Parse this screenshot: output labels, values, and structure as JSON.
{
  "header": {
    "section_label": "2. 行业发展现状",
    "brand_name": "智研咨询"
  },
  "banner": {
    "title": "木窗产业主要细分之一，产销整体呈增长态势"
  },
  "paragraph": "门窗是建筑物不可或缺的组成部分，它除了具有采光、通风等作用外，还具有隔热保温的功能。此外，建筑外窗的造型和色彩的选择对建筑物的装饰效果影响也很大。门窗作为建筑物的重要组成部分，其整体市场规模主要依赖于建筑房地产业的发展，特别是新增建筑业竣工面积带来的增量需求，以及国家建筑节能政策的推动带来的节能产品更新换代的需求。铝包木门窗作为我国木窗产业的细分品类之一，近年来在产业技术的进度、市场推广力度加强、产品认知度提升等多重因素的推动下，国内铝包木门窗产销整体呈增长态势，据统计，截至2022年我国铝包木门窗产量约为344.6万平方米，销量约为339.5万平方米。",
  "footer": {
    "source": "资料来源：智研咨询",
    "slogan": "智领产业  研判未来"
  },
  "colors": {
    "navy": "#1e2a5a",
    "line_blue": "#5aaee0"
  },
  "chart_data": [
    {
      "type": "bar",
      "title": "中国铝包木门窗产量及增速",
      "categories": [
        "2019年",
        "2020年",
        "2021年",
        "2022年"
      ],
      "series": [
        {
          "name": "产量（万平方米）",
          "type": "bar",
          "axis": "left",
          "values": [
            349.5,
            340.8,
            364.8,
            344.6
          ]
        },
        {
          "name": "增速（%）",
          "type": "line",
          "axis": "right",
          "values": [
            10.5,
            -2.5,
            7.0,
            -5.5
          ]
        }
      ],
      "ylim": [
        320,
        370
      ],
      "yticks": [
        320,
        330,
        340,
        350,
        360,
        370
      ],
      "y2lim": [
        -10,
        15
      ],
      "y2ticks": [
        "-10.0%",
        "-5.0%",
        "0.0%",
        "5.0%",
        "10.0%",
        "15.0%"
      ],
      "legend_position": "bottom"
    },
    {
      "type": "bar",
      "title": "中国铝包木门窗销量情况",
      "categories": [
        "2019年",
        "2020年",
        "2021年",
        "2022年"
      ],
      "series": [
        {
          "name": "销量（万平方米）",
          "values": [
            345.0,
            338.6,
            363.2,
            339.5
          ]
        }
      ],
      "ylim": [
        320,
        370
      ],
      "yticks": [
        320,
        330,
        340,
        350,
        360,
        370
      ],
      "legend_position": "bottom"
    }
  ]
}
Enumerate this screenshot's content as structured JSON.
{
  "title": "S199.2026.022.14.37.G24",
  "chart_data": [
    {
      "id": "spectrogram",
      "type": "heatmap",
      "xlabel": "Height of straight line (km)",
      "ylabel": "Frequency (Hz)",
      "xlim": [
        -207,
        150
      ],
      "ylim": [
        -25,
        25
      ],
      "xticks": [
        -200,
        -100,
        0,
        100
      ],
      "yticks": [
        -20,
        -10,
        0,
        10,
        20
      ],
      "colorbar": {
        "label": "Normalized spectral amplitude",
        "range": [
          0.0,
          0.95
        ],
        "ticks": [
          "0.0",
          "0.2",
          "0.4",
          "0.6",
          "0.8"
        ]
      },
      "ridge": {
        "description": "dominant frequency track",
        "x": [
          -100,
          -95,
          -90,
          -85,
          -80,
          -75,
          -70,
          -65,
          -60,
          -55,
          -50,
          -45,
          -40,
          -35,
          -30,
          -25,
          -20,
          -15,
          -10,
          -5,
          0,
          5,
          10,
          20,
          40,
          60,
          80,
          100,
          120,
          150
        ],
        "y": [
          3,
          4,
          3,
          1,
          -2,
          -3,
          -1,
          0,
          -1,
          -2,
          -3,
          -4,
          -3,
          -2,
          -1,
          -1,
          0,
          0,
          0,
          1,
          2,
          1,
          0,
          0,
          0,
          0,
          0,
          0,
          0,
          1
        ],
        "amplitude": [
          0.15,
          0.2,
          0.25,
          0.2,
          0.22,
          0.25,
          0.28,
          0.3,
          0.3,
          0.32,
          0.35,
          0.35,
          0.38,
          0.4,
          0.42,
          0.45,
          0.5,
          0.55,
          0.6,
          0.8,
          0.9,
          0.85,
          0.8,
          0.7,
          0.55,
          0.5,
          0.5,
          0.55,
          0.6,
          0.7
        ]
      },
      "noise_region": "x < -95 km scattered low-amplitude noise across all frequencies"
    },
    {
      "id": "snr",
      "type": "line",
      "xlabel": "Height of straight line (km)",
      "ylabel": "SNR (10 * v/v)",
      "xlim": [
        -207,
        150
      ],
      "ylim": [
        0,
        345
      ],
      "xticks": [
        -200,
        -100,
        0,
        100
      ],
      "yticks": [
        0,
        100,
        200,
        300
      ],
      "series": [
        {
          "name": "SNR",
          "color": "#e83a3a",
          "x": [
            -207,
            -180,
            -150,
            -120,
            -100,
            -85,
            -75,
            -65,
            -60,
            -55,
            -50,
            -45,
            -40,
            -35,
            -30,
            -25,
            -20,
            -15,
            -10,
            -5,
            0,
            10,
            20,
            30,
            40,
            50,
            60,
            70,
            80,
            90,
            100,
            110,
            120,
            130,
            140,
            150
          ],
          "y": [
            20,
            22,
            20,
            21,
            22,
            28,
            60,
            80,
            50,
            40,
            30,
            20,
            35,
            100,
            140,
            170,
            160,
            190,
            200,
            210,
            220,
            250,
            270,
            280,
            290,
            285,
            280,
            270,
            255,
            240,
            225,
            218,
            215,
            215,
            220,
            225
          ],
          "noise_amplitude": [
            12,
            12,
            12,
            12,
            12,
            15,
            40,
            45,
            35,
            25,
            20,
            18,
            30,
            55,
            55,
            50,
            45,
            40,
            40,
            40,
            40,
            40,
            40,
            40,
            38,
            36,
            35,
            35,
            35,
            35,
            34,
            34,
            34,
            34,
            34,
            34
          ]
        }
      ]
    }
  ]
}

**PROBLEM TO SOLVE**
Copy each record from above exactly, and include every line.

**TASK ANSWER**
Parse this screenshot: output labels, values, and structure as JSON.
{
  "header": {
    "section_label": "2. 行业发展现状",
    "brand_name": "智研咨询"
  },
  "banner": {
    "title": "木窗产业主要细分之一，产销整体呈增长态势"
  },
  "paragraph": "门窗是建筑物不可或缺的组成部分，它除了具有采光、通风等作用外，还具有隔热保温的功能。此外，建筑外窗的造型和色彩的选择对建筑物的装饰效果影响也很大。门窗作为建筑物的重要组成部分，其整体市场规模主要依赖于建筑房地产业的发展，特别是新增建筑业竣工面积带来的增量需求，以及国家建筑节能政策的推动带来的节能产品更新换代的需求。铝包木门窗作为我国木窗产业的细分品类之一，近年来在产业技术的进度、市场推广力度加强、产品认知度提升等多重因素的推动下，国内铝包木门窗产销整体呈增长态势，据统计，截至2022年我国铝包木门窗产量约为344.6万平方米，销量约为339.5万平方米。",
  "footer": {
    "source": "资料来源：智研咨询",
    "slogan": "智领产业  研判未来"
  },
  "colors": {
    "navy": "#1e2a5a",
    "line_blue": "#5aaee0"
  },
  "chart_data": [
    {
      "type": "bar",
      "title": "中国铝包木门窗产量及增速",
      "categories": [
        "2019年",
        "2020年",
        "2021年",
        "2022年"
      ],
      "series": [
        {
          "name": "产量（万平方米）",
          "type": "bar",
          "axis": "left",
          "values": [
            349.5,
            340.8,
            364.8,
            344.6
          ]
        },
        {
          "name": "增速（%）",
          "type": "line",
          "axis": "right",
          "values": [
            10.5,
            -2.5,
            7.0,
            -5.5
          ]
        }
      ],
      "ylim": [
        320,
        370
      ],
      "yticks": [
        320,
        330,
        340,
        350,
        360,
        370
      ],
      "y2lim": [
        -10,
        15
      ],
      "y2ticks": [
        "-10.0%",
        "-5.0%",
        "0.0%",
        "5.0%",
        "10.0%",
        "15.0%"
      ],
      "legend_position": "bottom"
    },
    {
      "type": "bar",
      "title": "中国铝包木门窗销量情况",
      "categories": [
        "2019年",
        "2020年",
        "2021年",
        "2022年"
      ],
      "series": [
        {
          "name": "销量（万平方米）",
          "values": [
            345.0,
            338.6,
            363.2,
            339.5
          ]
        }
      ],
      "ylim": [
        320,
        370
      ],
      "yticks": [
        320,
        330,
        340,
        350,
        360,
        370
      ],
      "legend_position": "bottom"
    }
  ]
}
Enumerate this screenshot's content as structured JSON.
{
  "title": "S199.2026.022.14.37.G24",
  "chart_data": [
    {
      "id": "spectrogram",
      "type": "heatmap",
      "xlabel": "Height of straight line (km)",
      "ylabel": "Frequency (Hz)",
      "xlim": [
        -207,
        150
      ],
      "ylim": [
        -25,
        25
      ],
      "xticks": [
        -200,
        -100,
        0,
        100
      ],
      "yticks": [
        -20,
        -10,
        0,
        10,
        20
      ],
      "colorbar": {
        "label": "Normalized spectral amplitude",
        "range": [
          0.0,
          0.95
        ],
        "ticks": [
          "0.0",
          "0.2",
          "0.4",
          "0.6",
          "0.8"
        ]
      },
      "ridge": {
        "description": "dominant frequency track",
        "x": [
          -100,
          -95,
          -90,
          -85,
          -80,
          -75,
          -70,
          -65,
          -60,
          -55,
          -50,
          -45,
          -40,
          -35,
          -30,
          -25,
          -20,
          -15,
          -10,
          -5,
          0,
          5,
          10,
          20,
          40,
          60,
          80,
          100,
          120,
          150
        ],
        "y": [
          3,
          4,
          3,
          1,
          -2,
          -3,
          -1,
          0,
          -1,
          -2,
          -3,
          -4,
          -3,
          -2,
          -1,
          -1,
          0,
          0,
          0,
          1,
          2,
          1,
          0,
          0,
          0,
          0,
          0,
          0,
          0,
          1
        ],
        "amplitude": [
          0.15,
          0.2,
          0.25,
          0.2,
          0.22,
          0.25,
          0.28,
          0.3,
          0.3,
          0.32,
          0.35,
          0.35,
          0.38,
          0.4,
          0.42,
          0.45,
          0.5,
          0.55,
          0.6,
          0.8,
          0.9,
          0.85,
          0.8,
          0.7,
          0.55,
          0.5,
          0.5,
          0.55,
          0.6,
          0.7
        ]
      },
      "noise_region": "x < -95 km scattered low-amplitude noise across all frequencies"
    },
    {
      "id": "snr",
      "type": "line",
      "xlabel": "Height of straight line (km)",
      "ylabel": "SNR (10 * v/v)",
      "xlim": [
        -207,
        150
      ],
      "ylim": [
        0,
        345
      ],
      "xticks": [
        -200,
        -100,
        0,
        100
      ],
      "yticks": [
        0,
        100,
        200,
        300
      ],
      "series": [
        {
          "name": "SNR",
          "color": "#e83a3a",
          "x": [
            -207,
            -180,
            -150,
            -120,
            -100,
            -85,
            -75,
            -65,
            -60,
            -55,
            -50,
            -45,
            -40,
            -35,
            -30,
            -25,
            -20,
            -15,
            -10,
            -5,
            0,
            10,
            20,
            30,
            40,
            50,
            60,
            70,
            80,
            90,
            100,
            110,
            120,
            130,
            140,
            150
          ],
          "y": [
            20,
            22,
            20,
            21,
            22,
            28,
            60,
            80,
            50,
            40,
            30,
            20,
            35,
            100,
            140,
            170,
            160,
            190,
            200,
            210,
            220,
            250,
            270,
            280,
            290,
            285,
            280,
            270,
            255,
            240,
            225,
            218,
            215,
            215,
            220,
            225
          ],
          "noise_amplitude": [
            12,
            12,
            12,
            12,
            12,
            15,
            40,
            45,
            35,
            25,
            20,
            18,
            30,
            55,
            55,
            50,
            45,
            40,
            40,
            40,
            40,
            40,
            40,
            40,
            38,
            36,
            35,
            35,
            35,
            35,
            34,
            34,
            34,
            34,
            34,
            34
          ]
        }
      ]
    }
  ]
}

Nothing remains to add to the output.